**Available data:**
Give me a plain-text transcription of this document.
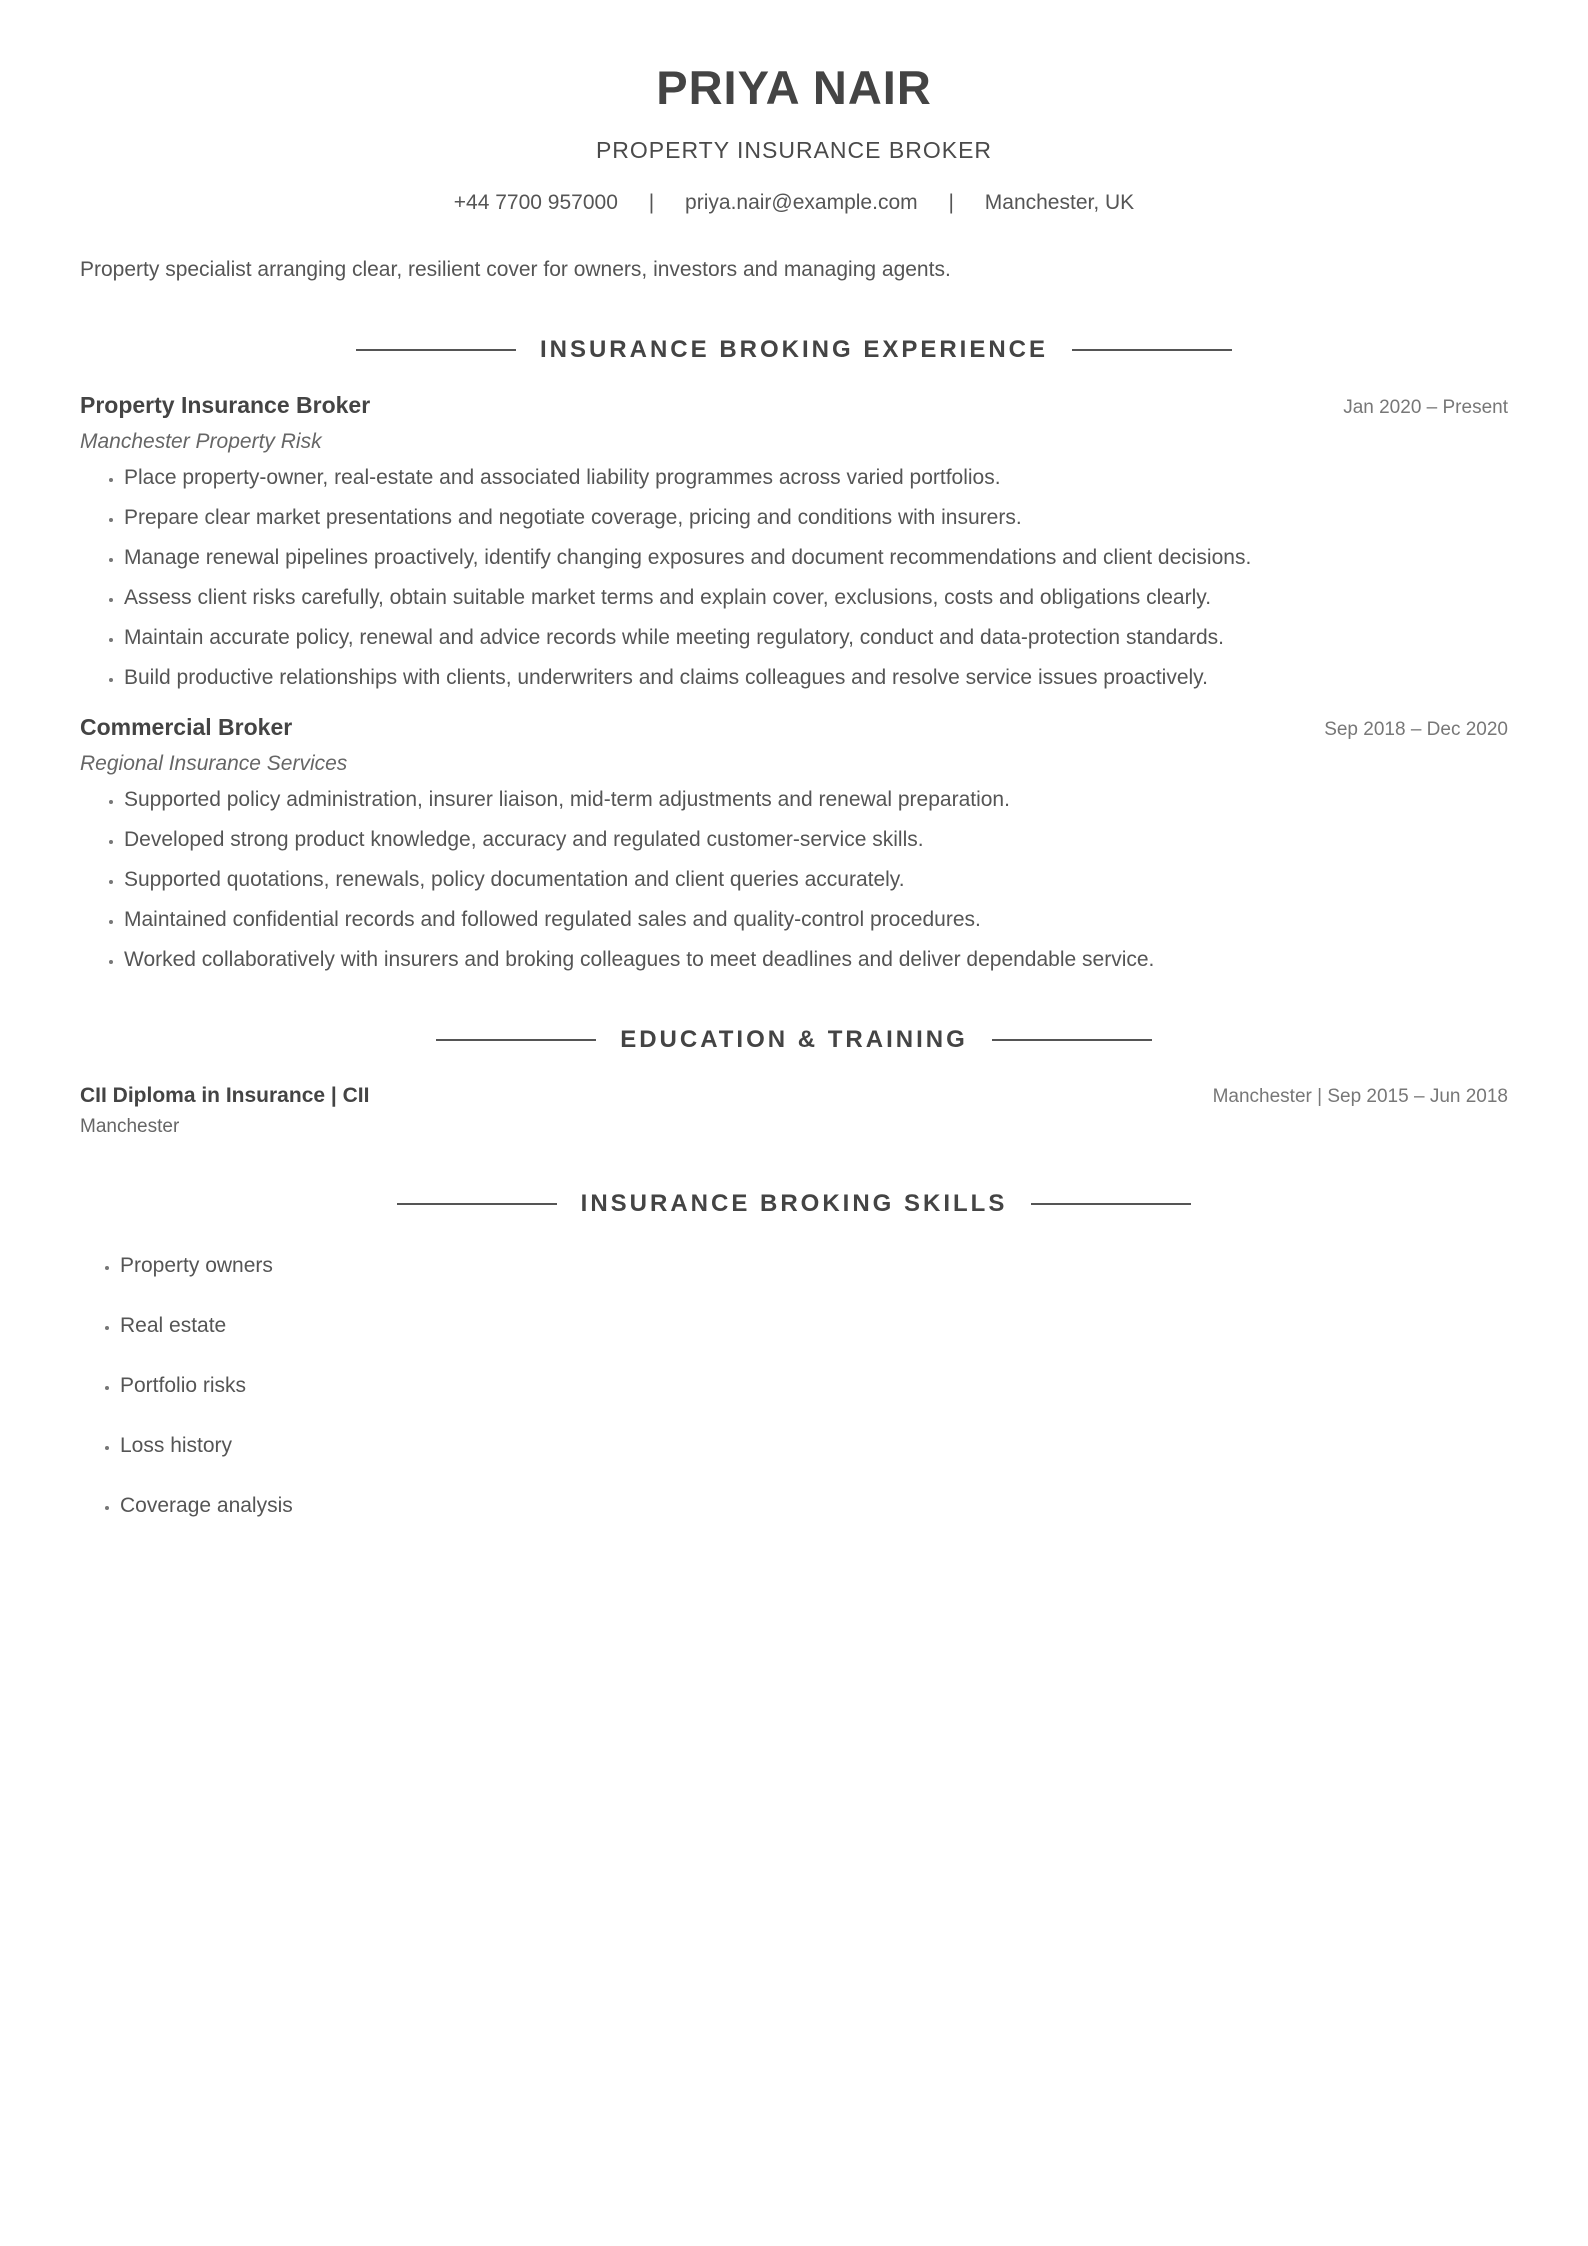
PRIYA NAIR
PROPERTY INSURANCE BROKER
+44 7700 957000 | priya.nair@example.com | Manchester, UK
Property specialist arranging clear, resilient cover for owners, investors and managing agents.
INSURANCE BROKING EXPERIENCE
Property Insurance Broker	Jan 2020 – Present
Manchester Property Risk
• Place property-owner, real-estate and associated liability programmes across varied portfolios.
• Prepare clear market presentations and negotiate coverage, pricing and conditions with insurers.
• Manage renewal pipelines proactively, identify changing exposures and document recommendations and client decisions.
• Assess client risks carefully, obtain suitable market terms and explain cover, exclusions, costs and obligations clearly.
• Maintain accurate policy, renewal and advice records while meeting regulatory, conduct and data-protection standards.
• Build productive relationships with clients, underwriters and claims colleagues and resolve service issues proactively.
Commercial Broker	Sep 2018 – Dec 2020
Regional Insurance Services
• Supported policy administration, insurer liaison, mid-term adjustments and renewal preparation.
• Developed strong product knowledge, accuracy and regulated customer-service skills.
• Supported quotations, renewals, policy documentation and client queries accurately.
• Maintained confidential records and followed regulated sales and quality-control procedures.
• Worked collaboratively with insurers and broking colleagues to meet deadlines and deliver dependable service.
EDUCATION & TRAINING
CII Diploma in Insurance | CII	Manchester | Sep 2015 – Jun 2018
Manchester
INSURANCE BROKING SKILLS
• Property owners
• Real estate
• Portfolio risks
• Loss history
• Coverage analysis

--

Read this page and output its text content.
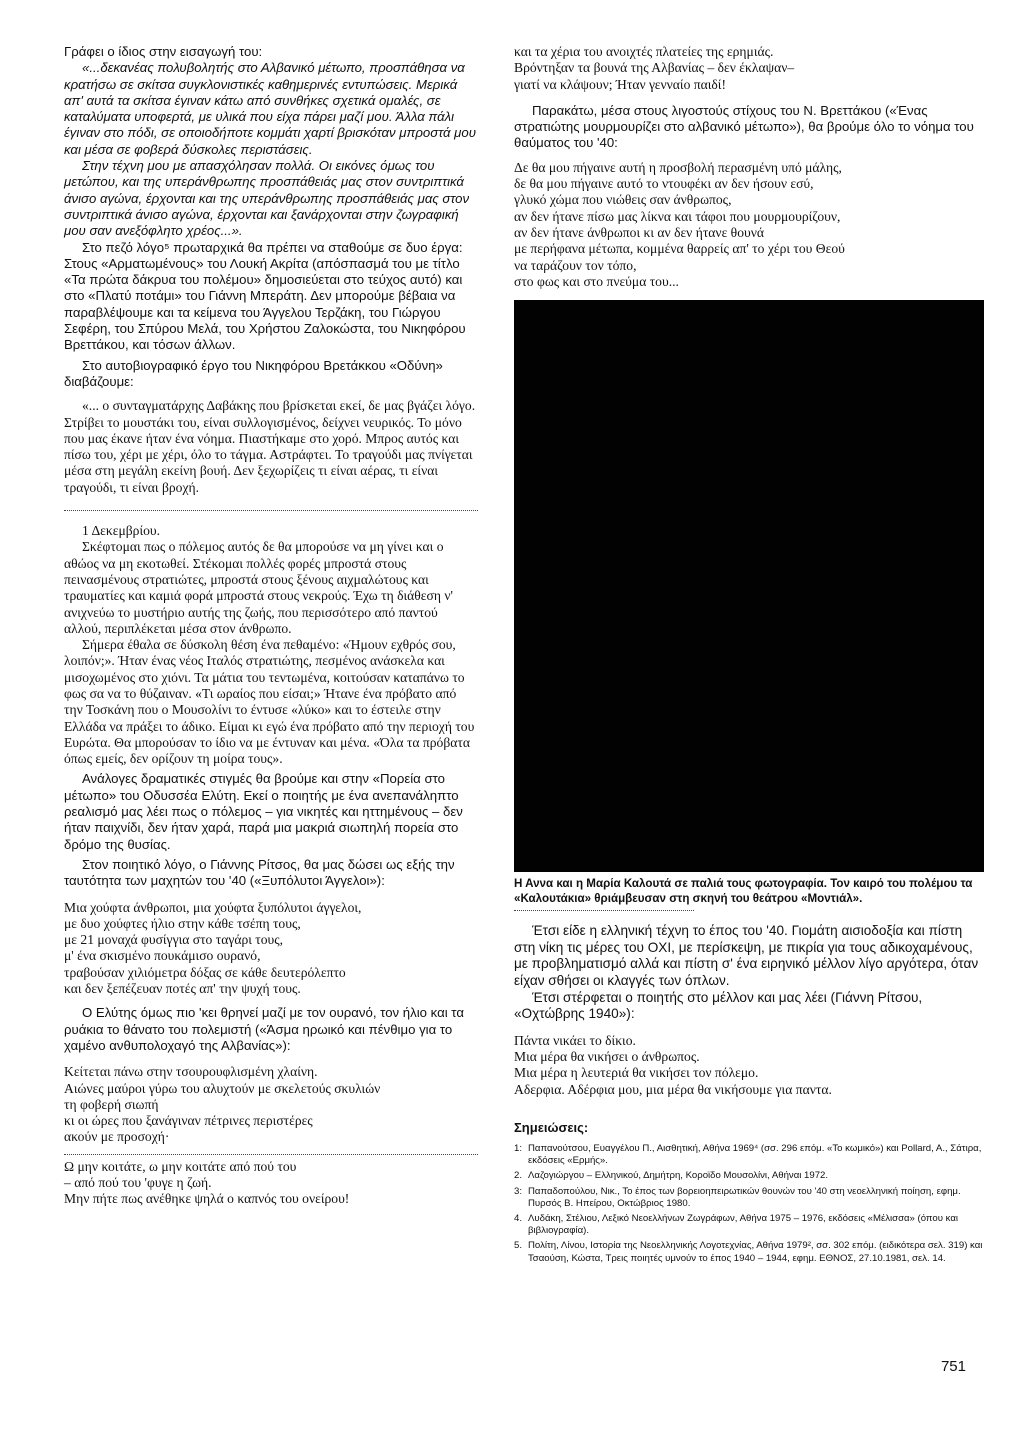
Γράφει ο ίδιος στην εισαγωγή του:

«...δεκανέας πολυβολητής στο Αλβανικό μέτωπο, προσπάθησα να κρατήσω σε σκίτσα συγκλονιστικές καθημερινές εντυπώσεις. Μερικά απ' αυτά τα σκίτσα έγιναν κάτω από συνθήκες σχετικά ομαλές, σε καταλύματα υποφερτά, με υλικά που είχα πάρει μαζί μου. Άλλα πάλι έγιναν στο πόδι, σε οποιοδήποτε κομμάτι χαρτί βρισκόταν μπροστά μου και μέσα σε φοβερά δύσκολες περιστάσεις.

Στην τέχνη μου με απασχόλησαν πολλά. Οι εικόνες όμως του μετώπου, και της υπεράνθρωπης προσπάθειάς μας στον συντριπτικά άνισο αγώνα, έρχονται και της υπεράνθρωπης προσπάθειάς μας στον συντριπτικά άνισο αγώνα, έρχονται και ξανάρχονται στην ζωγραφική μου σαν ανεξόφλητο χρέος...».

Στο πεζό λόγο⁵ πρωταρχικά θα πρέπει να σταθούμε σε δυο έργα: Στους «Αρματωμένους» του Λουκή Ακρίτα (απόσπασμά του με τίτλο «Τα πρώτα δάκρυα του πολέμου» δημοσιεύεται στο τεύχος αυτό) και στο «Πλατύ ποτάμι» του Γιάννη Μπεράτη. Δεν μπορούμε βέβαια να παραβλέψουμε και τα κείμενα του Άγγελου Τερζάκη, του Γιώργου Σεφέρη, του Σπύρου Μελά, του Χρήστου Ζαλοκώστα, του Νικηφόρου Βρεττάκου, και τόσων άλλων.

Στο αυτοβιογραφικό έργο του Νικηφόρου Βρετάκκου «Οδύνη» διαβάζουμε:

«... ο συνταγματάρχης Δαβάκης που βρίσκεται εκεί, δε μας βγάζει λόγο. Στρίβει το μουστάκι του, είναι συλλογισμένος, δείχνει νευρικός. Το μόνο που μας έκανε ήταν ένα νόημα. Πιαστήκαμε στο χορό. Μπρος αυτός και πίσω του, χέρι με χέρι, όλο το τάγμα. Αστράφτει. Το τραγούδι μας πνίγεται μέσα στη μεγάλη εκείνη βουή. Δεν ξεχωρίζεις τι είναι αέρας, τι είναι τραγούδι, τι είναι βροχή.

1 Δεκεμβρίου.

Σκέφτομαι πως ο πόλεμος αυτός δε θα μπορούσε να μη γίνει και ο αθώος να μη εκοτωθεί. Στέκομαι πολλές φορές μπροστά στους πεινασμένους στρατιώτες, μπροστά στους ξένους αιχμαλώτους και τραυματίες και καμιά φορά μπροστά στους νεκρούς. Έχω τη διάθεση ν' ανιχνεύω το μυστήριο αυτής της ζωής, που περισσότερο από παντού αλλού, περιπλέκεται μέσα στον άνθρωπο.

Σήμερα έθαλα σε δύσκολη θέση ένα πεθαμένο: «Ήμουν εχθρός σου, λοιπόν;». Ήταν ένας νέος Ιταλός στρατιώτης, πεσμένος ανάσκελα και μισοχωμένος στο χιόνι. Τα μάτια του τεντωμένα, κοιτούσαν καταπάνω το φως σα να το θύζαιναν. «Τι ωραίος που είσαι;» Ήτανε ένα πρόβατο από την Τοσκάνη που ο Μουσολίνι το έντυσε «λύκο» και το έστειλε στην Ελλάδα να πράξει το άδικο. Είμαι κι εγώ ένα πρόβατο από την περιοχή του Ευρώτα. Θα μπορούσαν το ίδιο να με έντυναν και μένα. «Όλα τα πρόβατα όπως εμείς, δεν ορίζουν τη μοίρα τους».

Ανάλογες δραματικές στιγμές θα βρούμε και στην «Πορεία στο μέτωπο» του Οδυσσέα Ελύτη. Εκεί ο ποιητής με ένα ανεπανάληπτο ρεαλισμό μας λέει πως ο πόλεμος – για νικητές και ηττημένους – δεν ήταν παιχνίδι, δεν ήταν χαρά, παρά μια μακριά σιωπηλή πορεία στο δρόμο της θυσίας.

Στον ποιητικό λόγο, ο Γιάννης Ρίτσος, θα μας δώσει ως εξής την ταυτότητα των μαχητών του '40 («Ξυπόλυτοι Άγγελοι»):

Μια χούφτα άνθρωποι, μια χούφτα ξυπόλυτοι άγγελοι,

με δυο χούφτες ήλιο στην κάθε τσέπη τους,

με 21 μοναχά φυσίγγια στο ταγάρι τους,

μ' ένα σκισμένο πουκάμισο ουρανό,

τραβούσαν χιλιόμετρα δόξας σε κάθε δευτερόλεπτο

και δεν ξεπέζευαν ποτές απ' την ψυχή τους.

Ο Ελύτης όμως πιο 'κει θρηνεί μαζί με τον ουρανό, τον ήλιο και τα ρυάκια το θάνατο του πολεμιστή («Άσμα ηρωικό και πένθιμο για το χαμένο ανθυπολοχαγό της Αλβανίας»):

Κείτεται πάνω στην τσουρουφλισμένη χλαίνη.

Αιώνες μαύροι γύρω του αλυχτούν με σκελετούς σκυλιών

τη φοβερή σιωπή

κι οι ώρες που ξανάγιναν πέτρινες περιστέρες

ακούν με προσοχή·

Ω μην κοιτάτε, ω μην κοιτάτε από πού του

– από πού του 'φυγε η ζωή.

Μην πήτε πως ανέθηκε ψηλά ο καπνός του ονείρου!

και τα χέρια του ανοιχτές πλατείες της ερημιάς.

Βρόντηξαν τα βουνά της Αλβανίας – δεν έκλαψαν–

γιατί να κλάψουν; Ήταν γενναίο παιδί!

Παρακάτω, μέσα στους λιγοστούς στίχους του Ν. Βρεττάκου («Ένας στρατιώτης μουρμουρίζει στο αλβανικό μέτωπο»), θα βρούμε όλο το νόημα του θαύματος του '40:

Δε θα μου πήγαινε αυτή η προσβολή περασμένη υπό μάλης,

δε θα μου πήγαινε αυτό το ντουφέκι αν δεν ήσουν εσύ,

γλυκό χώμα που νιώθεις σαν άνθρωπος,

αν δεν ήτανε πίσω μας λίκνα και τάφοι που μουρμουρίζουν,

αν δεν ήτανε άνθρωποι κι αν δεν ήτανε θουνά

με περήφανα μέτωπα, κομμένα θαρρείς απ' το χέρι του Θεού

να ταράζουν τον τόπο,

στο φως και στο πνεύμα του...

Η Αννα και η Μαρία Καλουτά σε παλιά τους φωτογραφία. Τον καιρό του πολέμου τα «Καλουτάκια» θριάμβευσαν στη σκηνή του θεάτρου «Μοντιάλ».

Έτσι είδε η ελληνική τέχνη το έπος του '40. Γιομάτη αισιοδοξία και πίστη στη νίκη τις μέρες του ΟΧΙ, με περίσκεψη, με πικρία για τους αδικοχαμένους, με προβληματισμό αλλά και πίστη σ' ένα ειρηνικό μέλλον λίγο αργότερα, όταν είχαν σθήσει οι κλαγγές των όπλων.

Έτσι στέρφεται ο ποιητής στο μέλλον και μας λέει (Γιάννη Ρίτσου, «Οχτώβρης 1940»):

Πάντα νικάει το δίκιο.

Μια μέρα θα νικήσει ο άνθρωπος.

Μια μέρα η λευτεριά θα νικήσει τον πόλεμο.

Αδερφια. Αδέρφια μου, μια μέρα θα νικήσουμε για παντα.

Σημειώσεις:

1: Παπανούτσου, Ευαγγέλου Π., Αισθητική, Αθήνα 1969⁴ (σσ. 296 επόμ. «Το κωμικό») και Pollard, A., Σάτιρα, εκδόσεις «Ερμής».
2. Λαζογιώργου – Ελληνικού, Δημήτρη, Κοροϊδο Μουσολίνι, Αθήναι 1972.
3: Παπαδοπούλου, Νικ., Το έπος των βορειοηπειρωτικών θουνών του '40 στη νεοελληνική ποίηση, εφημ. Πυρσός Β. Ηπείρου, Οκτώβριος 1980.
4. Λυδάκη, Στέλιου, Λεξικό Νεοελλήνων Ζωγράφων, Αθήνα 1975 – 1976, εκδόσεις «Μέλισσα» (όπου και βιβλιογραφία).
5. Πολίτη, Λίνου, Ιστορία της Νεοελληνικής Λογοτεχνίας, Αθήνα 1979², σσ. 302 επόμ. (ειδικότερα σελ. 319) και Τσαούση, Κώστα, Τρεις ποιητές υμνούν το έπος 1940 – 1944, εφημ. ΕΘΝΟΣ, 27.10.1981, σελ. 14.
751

--

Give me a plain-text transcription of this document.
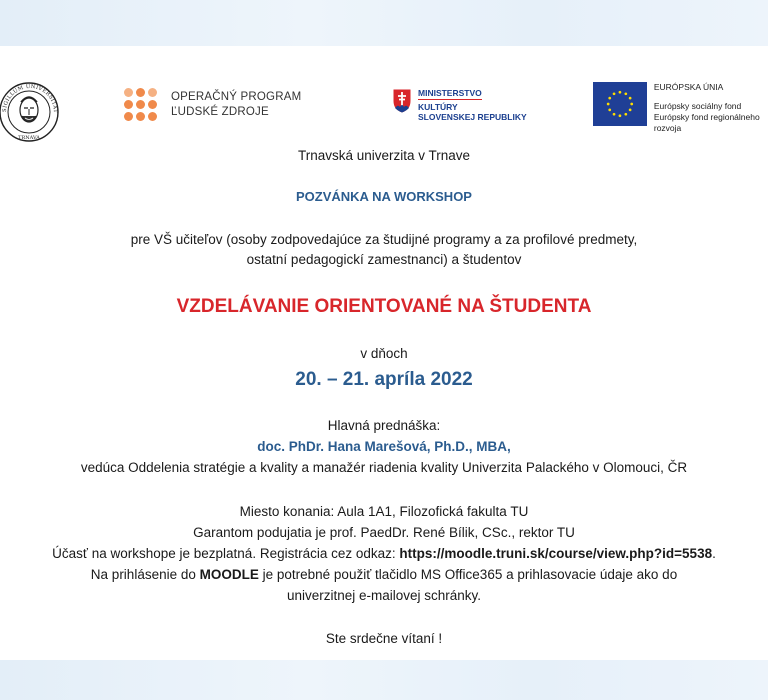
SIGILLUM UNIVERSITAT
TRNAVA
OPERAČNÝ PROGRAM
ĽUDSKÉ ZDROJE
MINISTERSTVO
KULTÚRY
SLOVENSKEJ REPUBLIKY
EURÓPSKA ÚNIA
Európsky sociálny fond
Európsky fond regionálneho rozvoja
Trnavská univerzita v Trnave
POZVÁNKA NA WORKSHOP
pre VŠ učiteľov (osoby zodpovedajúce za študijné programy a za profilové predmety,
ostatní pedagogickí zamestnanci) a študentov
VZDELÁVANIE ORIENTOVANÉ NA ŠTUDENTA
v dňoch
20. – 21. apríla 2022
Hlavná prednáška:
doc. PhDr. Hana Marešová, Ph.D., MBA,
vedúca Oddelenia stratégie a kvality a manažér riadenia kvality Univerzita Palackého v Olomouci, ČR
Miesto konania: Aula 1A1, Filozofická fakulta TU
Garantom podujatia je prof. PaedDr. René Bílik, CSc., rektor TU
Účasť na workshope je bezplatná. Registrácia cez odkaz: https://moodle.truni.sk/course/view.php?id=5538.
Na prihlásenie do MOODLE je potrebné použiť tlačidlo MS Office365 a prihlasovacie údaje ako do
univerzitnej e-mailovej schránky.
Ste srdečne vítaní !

**The problem:**
Find how many lines of the entries contain "insurers". Respond with the number only.

**Solution for this problem:**
2